[START Input]

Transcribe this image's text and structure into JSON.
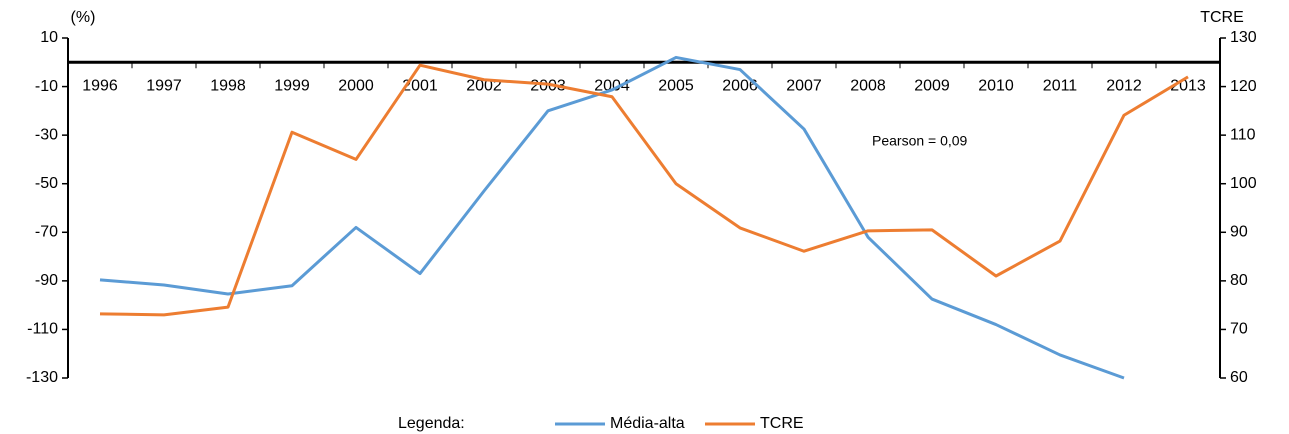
{
  "chart_data": {
    "type": "line",
    "y_label": "(%)",
    "y2_label": "TCRE",
    "annotation": "Pearson = 0,09",
    "legend_title": "Legenda:",
    "categories": [
      "1996",
      "1997",
      "1998",
      "1999",
      "2000",
      "2001",
      "2002",
      "2003",
      "2004",
      "2005",
      "2006",
      "2007",
      "2008",
      "2009",
      "2010",
      "2011",
      "2012",
      "2013"
    ],
    "series": [
      {
        "name": "Média-alta",
        "color": "#5b9bd5",
        "axis": "y",
        "values": [
          -89.6,
          -91.7,
          -95.4,
          -92,
          -68,
          -87,
          -53,
          -20,
          -11.4,
          2,
          -3,
          -27.5,
          -72,
          -97.5,
          -108,
          -120.5,
          -130,
          null
        ]
      },
      {
        "name": "TCRE",
        "color": "#ed7d31",
        "axis": "y2",
        "values": [
          73.2,
          73,
          74.6,
          110.6,
          105,
          124.4,
          121.4,
          120.5,
          117.9,
          100,
          90.9,
          86.1,
          90.3,
          90.5,
          81,
          88.2,
          114.1,
          122
        ]
      }
    ],
    "ylim": [
      -130,
      10
    ],
    "yticks": [
      10,
      -10,
      -30,
      -50,
      -70,
      -90,
      -110,
      -130
    ],
    "y2lim": [
      60,
      130
    ],
    "y2ticks": [
      130,
      120,
      110,
      100,
      90,
      80,
      70,
      60
    ],
    "grid": false
  }
}
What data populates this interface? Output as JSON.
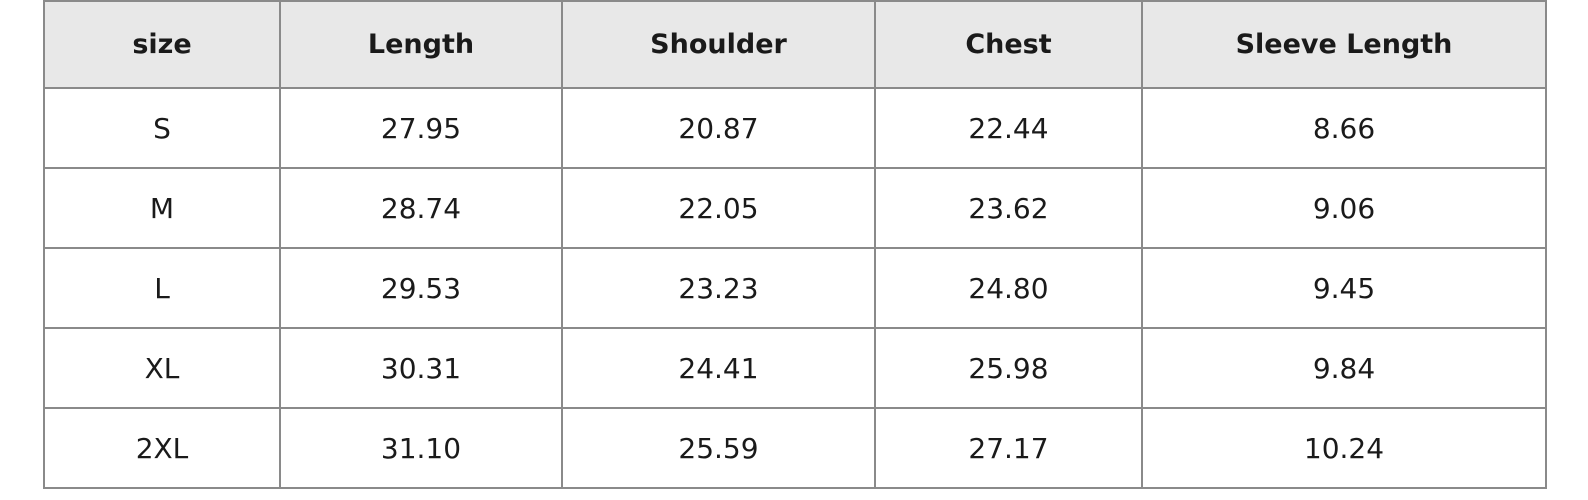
{
  "table": {
    "headers": [
      "size",
      "Length",
      "Shoulder",
      "Chest",
      "Sleeve Length"
    ],
    "rows": [
      [
        "S",
        "27.95",
        "20.87",
        "22.44",
        "8.66"
      ],
      [
        "M",
        "28.74",
        "22.05",
        "23.62",
        "9.06"
      ],
      [
        "L",
        "29.53",
        "23.23",
        "24.80",
        "9.45"
      ],
      [
        "XL",
        "30.31",
        "24.41",
        "25.98",
        "9.84"
      ],
      [
        "2XL",
        "31.10",
        "25.59",
        "27.17",
        "10.24"
      ]
    ]
  },
  "colors": {
    "header_bg": "#e8e8e8",
    "border": "#8a8a8a",
    "text": "#1a1a1a"
  }
}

[END Input]

### [Written request]
Extract only the lines from the line containing "What data populates" through the final line of the listing above, unchanged; pictures stay out of the copy.

### [Solution to this exercise]
What data populates this interface? Output as JSON.
{
  "table": {
    "headers": [
      "size",
      "Length",
      "Shoulder",
      "Chest",
      "Sleeve Length"
    ],
    "rows": [
      [
        "S",
        "27.95",
        "20.87",
        "22.44",
        "8.66"
      ],
      [
        "M",
        "28.74",
        "22.05",
        "23.62",
        "9.06"
      ],
      [
        "L",
        "29.53",
        "23.23",
        "24.80",
        "9.45"
      ],
      [
        "XL",
        "30.31",
        "24.41",
        "25.98",
        "9.84"
      ],
      [
        "2XL",
        "31.10",
        "25.59",
        "27.17",
        "10.24"
      ]
    ]
  },
  "colors": {
    "header_bg": "#e8e8e8",
    "border": "#8a8a8a",
    "text": "#1a1a1a"
  }
}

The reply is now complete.